-- Actions to take --
A) Answer these questions using the interview.
(i) If you see representations of the speaker, how might you see the speaker instead of as other?
(ii) What kinds of books does the speaker say BAME writers need to be able to write?
(iii) What did the novel Meatspace deal with?
B) Rewrite the stretch of the interview from "There are types" through "humour of things.", putting "sorrow" in place of each "tragedy".

-- Text --
※ ※ ※
I think representation is an important act. If I feel represtented, if I’m seen, then I feel I’m part of society. If you see representations of me, you might not see me as other. You might see me as a fellow human being.

Are there particular pitfalls for BAME writers?
There are types of books that get published again and again and again, written by BAME writers, that become what we expect them to write. And we need to be able to write bad fantasy, ridiculous novels about creative writing – all kinds of books.

Your own novels are full of humour. Is this key for you?
Comedy and tragedy are often quite entertwined, and I find, because a lot of my work is dialogue-heavy and about situations between people, it tends to be where they have funny conversations that are often based in real tragedy. That’s just like my own background, I guess. I write situation comedy and my first two novels are comedic. I feel my next adult novel, and my YA novel, which are both published next year, are widening my path in terms of writing – but they’re both rooted in the humour of things.

Your last novel, Meatspace, dealt with the role social media plays in shaping our identities.
※ ※ ※
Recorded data

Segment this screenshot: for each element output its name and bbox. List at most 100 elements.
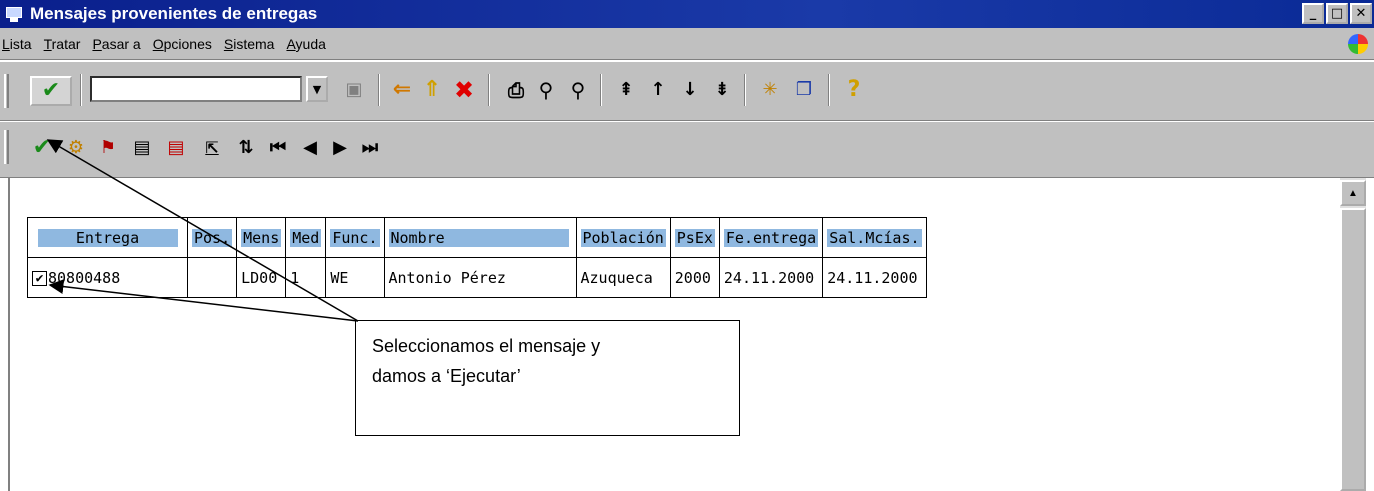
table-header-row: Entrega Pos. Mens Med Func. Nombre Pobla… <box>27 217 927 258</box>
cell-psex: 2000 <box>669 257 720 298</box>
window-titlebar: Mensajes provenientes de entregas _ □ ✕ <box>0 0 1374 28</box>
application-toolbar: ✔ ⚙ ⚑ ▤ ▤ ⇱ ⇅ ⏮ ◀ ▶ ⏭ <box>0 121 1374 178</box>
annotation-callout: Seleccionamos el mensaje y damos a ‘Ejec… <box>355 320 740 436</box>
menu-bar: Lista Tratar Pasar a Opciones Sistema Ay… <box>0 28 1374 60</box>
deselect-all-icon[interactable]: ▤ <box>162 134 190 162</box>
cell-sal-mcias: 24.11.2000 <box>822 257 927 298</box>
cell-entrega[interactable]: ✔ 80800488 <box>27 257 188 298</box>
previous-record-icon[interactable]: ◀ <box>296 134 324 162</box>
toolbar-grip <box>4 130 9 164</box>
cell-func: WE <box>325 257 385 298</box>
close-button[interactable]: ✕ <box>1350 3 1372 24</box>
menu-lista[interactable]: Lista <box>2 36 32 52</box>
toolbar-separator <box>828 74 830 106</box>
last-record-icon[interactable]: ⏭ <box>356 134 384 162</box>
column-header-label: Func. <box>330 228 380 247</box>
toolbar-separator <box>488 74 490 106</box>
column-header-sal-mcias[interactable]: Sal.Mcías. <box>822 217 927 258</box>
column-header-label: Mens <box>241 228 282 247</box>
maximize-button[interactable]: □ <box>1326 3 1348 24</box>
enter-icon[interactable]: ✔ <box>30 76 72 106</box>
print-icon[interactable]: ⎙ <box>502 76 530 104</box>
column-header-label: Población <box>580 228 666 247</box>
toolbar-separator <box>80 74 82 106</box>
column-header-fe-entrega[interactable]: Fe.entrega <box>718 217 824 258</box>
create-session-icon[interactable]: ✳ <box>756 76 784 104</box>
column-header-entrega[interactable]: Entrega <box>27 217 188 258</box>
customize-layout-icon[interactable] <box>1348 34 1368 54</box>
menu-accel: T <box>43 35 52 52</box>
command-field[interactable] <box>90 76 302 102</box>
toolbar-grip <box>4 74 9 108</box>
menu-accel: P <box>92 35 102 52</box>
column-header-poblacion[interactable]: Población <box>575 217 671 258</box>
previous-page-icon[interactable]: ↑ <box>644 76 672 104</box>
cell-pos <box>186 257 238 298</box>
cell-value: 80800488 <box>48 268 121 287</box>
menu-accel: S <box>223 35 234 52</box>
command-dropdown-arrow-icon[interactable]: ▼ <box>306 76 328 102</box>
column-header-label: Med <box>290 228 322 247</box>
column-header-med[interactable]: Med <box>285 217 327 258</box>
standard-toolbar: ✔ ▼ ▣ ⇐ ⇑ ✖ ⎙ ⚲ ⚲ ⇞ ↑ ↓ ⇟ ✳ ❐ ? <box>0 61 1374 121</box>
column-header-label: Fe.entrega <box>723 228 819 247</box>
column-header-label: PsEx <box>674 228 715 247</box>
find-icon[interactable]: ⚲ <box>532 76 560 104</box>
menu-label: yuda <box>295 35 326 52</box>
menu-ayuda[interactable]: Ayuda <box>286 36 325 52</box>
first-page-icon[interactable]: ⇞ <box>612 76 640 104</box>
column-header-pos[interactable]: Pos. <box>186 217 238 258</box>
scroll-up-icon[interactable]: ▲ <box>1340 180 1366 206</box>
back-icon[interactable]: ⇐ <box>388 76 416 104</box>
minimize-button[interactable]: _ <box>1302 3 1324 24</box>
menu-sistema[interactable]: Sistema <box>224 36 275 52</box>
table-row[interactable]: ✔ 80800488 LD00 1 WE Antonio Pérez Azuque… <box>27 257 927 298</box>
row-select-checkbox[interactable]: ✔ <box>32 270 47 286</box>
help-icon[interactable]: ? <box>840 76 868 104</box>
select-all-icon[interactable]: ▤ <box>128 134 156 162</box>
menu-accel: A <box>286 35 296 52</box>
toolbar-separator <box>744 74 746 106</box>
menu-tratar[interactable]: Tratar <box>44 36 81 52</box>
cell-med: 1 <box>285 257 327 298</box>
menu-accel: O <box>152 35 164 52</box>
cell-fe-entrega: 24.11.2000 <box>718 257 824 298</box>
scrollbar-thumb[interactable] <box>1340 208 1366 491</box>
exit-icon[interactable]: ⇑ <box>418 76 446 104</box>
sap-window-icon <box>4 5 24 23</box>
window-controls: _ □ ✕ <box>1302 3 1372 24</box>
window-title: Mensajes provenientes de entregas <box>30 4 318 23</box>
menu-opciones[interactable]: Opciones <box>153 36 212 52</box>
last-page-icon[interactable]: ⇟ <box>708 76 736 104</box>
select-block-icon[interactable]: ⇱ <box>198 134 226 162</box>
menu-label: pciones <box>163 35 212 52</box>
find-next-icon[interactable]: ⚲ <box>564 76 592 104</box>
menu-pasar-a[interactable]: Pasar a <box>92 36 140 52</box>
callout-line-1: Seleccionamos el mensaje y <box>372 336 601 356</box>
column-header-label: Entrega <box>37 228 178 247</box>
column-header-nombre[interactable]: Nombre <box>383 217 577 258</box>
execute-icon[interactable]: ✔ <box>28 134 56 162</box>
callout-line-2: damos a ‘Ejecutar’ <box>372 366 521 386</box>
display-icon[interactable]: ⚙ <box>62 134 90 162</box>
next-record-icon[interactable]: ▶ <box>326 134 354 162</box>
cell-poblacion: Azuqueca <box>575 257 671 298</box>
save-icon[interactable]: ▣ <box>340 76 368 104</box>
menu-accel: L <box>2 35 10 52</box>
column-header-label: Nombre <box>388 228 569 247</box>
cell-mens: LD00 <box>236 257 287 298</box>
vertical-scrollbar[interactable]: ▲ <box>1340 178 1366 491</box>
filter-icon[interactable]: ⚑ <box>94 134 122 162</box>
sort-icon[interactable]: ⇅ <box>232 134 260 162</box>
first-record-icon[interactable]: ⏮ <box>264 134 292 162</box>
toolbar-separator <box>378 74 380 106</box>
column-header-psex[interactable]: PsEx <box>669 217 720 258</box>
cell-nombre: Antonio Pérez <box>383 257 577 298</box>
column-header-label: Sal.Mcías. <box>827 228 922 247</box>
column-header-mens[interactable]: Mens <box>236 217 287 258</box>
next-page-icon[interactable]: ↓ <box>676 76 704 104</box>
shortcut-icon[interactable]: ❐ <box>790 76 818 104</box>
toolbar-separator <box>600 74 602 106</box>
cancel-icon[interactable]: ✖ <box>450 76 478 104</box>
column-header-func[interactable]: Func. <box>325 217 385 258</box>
※ ※ ※
-- Written responses --
A)
(i) As a fellow human being.
(ii) Bad fantasy, ridiculous novels about creative writing, and all kinds of books.
(iii) The role social media plays in shaping our identities.

B)
There are types of books that get published again and again and again, written by BAME writers, that become what we expect them to write. And we need to be able to write bad fantasy, ridiculous novels about creative writing – all kinds of books.

Your own novels are full of humour. Is this key for you?
Comedy and sorrow are often quite entertwined, and I find, because a lot of my work is dialogue-heavy and about situations between people, it tends to be where they have funny conversations that are often based in real sorrow. That’s just like my own background, I guess. I write situation comedy and my first two novels are comedic. I feel my next adult novel, and my YA novel, which are both published next year, are widening my path in terms of writing – but they’re both rooted in the humour of things.